--- Task to complete ---
Copy, from the entries below, each line where the word "text" can be found.
>> START
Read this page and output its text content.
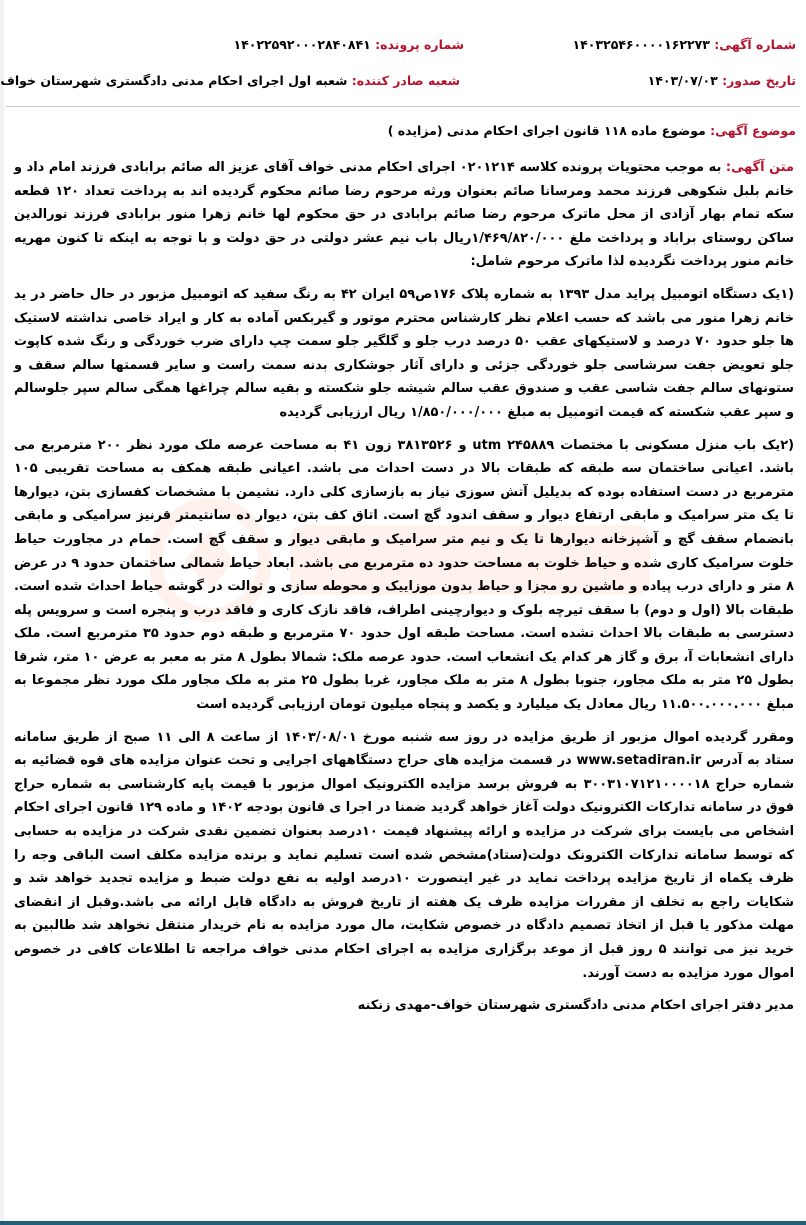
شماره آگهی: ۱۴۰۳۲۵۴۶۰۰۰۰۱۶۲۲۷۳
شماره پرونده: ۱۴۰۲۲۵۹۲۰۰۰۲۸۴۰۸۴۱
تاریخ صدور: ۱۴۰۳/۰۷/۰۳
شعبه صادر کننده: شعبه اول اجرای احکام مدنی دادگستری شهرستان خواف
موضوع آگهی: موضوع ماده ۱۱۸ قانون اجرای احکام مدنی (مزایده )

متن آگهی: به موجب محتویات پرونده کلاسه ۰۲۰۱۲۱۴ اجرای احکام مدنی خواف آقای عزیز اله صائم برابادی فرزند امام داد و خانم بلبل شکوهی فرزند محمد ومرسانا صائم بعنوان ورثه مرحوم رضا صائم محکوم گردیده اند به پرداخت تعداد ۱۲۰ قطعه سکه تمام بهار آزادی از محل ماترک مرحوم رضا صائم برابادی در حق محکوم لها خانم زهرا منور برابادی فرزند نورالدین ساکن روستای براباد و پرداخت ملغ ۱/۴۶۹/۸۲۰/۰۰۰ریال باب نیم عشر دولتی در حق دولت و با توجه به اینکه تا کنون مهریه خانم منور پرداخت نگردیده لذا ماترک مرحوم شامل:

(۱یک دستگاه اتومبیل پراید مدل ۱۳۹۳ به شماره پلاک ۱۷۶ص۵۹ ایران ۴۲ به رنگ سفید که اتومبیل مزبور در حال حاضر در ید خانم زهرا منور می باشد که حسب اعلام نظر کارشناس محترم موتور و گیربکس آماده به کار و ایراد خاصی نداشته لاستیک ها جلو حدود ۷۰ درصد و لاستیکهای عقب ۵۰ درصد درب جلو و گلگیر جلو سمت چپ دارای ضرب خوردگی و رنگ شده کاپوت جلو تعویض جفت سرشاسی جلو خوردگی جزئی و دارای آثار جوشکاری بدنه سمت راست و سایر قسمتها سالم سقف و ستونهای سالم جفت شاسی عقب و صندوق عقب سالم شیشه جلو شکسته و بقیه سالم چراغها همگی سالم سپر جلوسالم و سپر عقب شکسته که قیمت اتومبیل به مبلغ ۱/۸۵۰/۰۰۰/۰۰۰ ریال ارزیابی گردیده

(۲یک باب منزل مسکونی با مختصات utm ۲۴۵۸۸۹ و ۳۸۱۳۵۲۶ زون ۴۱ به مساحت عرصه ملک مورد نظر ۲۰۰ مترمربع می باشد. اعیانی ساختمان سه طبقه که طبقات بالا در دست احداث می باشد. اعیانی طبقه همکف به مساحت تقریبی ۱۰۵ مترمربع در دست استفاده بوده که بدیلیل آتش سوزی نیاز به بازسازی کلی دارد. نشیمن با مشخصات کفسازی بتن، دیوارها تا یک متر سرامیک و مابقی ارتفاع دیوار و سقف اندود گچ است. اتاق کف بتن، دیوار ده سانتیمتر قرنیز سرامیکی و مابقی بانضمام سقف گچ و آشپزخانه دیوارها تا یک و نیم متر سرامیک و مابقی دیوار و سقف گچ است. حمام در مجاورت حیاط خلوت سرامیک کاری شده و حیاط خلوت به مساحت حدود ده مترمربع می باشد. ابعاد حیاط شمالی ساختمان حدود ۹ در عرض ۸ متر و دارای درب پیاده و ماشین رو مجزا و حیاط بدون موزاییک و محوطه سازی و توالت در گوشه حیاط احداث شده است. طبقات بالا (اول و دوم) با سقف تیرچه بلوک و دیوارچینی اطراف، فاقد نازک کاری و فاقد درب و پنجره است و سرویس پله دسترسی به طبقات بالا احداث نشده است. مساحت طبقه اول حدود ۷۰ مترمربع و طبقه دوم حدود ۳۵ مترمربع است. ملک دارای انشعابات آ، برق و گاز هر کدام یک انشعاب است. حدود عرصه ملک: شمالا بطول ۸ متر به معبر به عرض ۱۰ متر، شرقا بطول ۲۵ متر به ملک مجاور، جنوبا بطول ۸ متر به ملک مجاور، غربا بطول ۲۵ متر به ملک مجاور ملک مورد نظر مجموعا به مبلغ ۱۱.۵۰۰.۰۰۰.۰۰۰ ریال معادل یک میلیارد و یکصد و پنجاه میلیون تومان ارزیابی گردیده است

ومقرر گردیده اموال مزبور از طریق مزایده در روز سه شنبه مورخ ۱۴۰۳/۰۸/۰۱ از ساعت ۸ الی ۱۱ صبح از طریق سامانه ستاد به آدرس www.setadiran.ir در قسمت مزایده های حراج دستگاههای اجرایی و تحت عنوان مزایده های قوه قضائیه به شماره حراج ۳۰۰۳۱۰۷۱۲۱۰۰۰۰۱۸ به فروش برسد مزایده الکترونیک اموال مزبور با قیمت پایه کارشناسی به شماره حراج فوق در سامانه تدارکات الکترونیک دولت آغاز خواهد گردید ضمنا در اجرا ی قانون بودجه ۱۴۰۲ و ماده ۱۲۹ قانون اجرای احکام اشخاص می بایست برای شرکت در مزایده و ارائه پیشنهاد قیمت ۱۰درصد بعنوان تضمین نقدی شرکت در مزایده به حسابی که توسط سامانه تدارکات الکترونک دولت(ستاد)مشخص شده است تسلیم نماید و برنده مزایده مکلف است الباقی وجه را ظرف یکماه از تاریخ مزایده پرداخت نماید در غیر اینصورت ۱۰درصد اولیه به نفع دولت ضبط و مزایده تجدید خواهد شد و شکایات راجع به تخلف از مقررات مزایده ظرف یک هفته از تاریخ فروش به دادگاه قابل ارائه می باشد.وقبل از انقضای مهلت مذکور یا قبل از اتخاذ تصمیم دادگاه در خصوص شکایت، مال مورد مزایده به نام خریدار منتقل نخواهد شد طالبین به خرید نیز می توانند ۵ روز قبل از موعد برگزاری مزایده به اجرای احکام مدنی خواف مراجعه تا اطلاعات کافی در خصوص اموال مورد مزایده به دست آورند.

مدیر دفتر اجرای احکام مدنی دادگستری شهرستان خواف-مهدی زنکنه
>> END
>> START
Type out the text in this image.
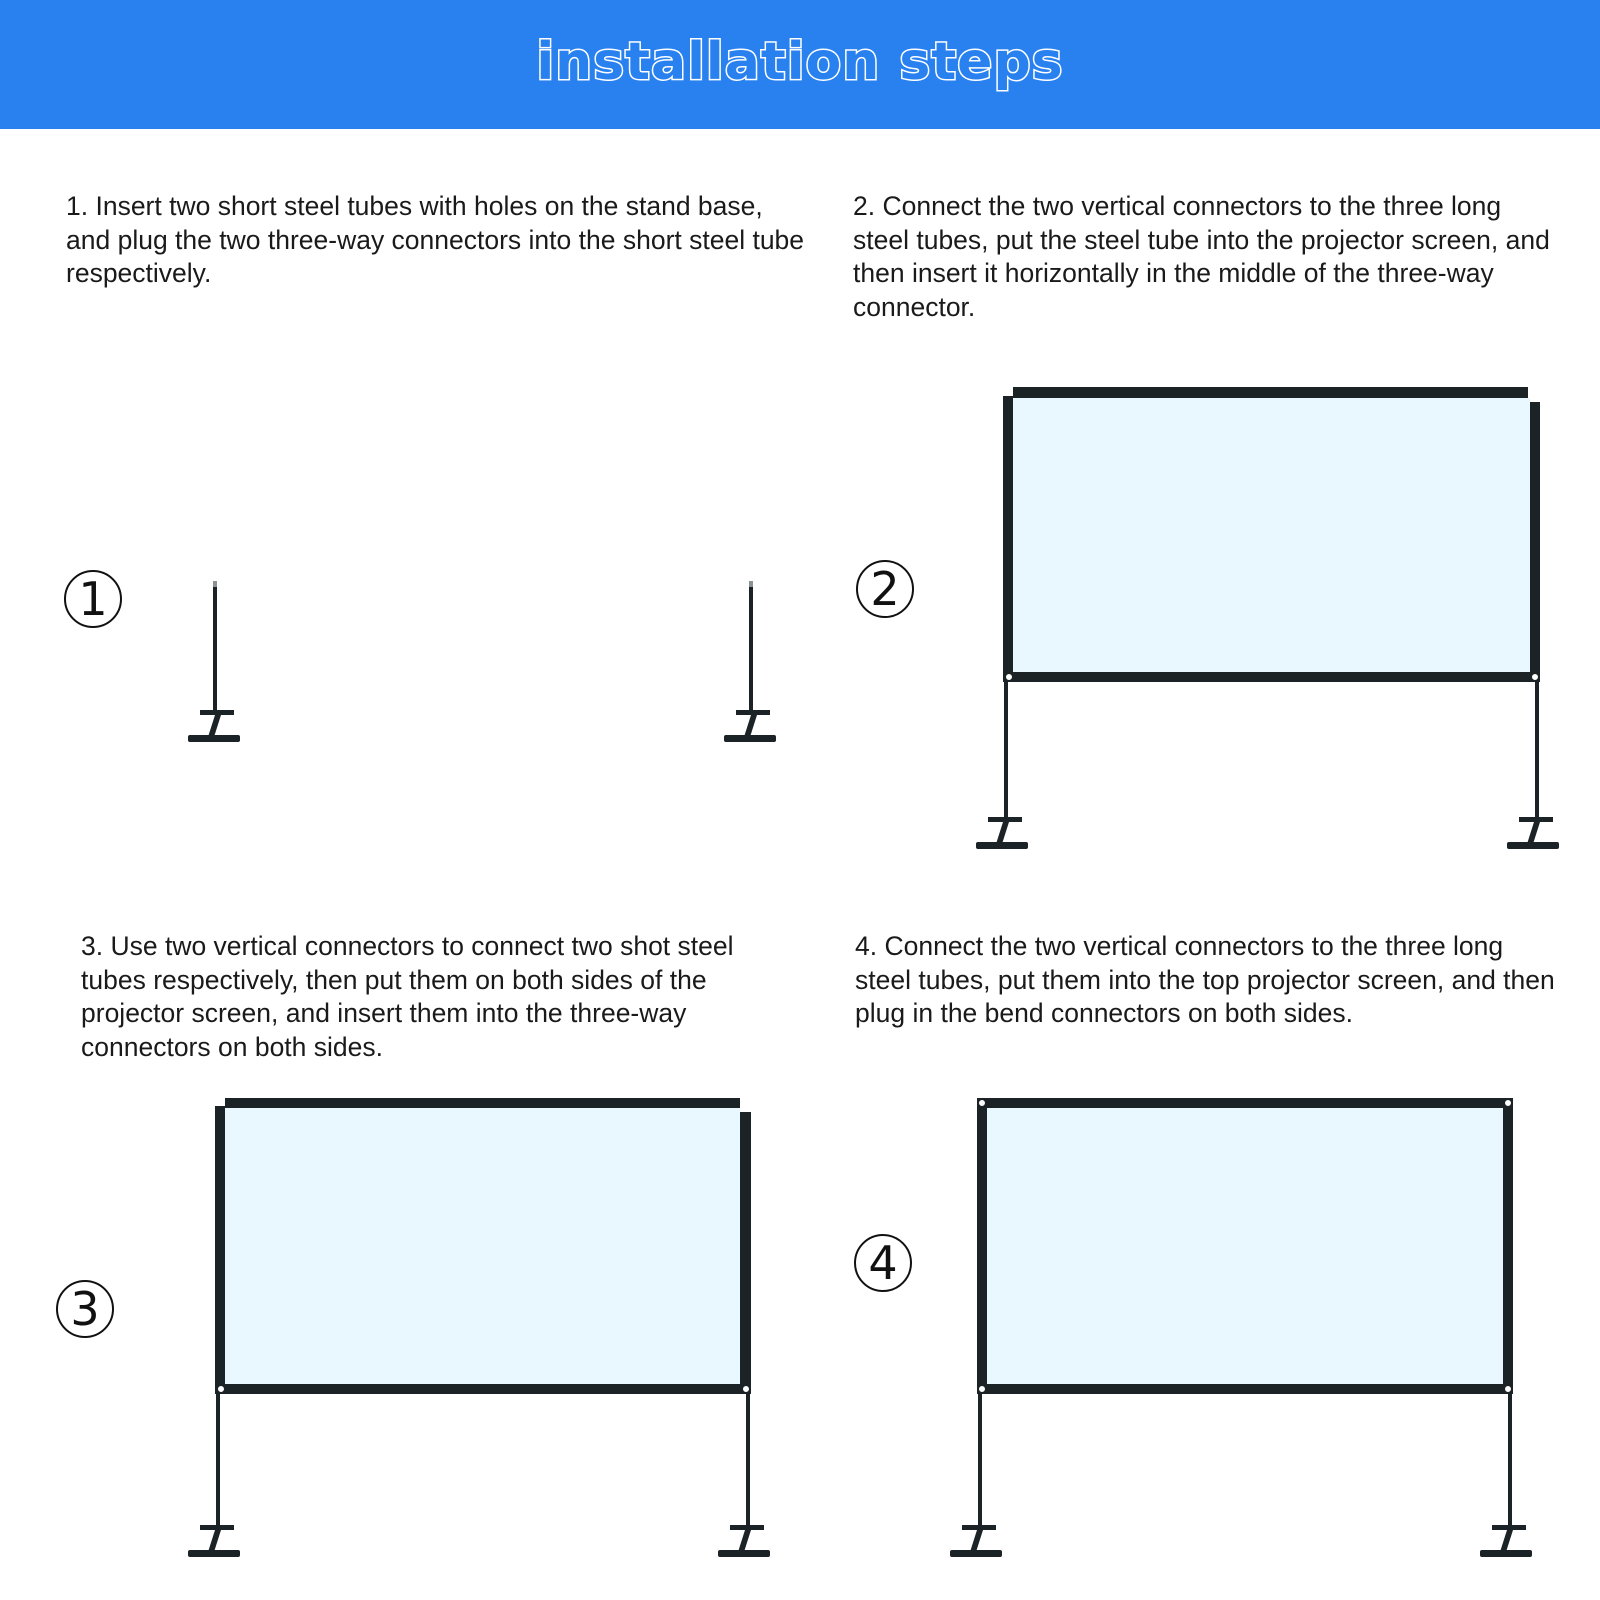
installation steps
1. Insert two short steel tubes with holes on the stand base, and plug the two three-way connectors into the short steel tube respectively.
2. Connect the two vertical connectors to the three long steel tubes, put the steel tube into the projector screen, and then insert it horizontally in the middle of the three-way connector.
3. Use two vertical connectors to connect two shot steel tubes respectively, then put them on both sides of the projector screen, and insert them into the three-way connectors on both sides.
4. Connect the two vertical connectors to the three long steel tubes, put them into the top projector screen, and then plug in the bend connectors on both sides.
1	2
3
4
>> END
>> START
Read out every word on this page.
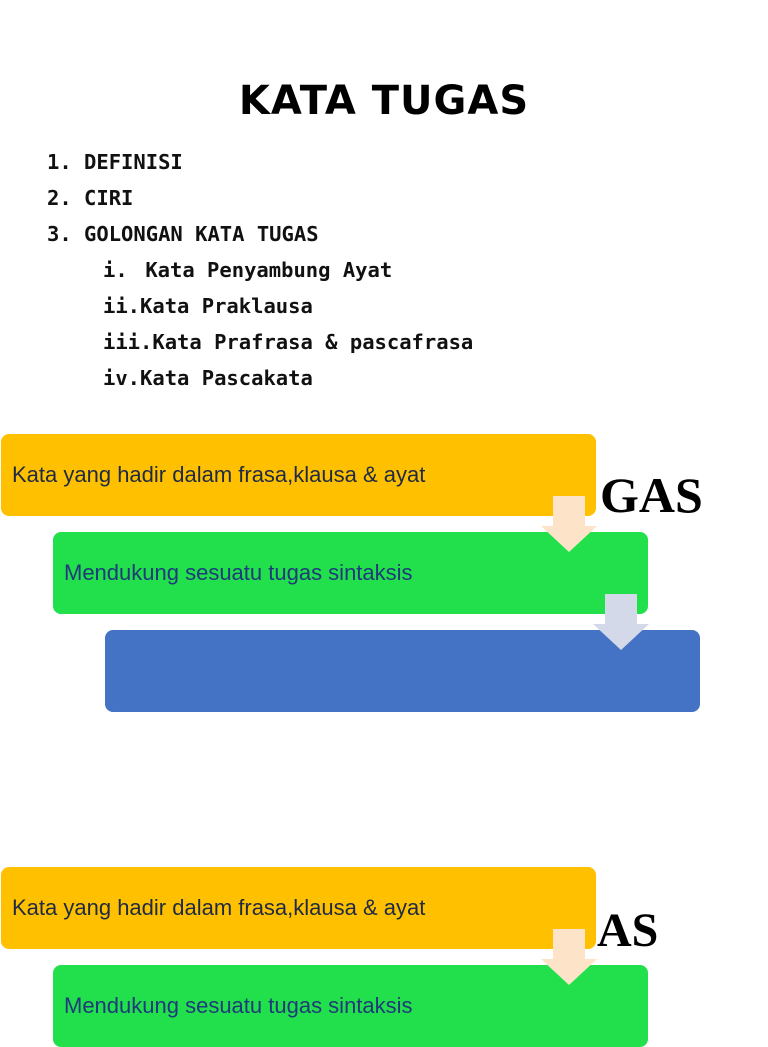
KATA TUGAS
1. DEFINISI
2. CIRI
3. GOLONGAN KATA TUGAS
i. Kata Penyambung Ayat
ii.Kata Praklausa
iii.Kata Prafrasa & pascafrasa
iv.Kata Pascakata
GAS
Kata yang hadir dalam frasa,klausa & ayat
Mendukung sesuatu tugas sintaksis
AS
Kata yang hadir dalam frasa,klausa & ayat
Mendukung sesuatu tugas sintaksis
>> END
--- Response to the exercise ---
Read this page and output its text content.
Type out the text in this image.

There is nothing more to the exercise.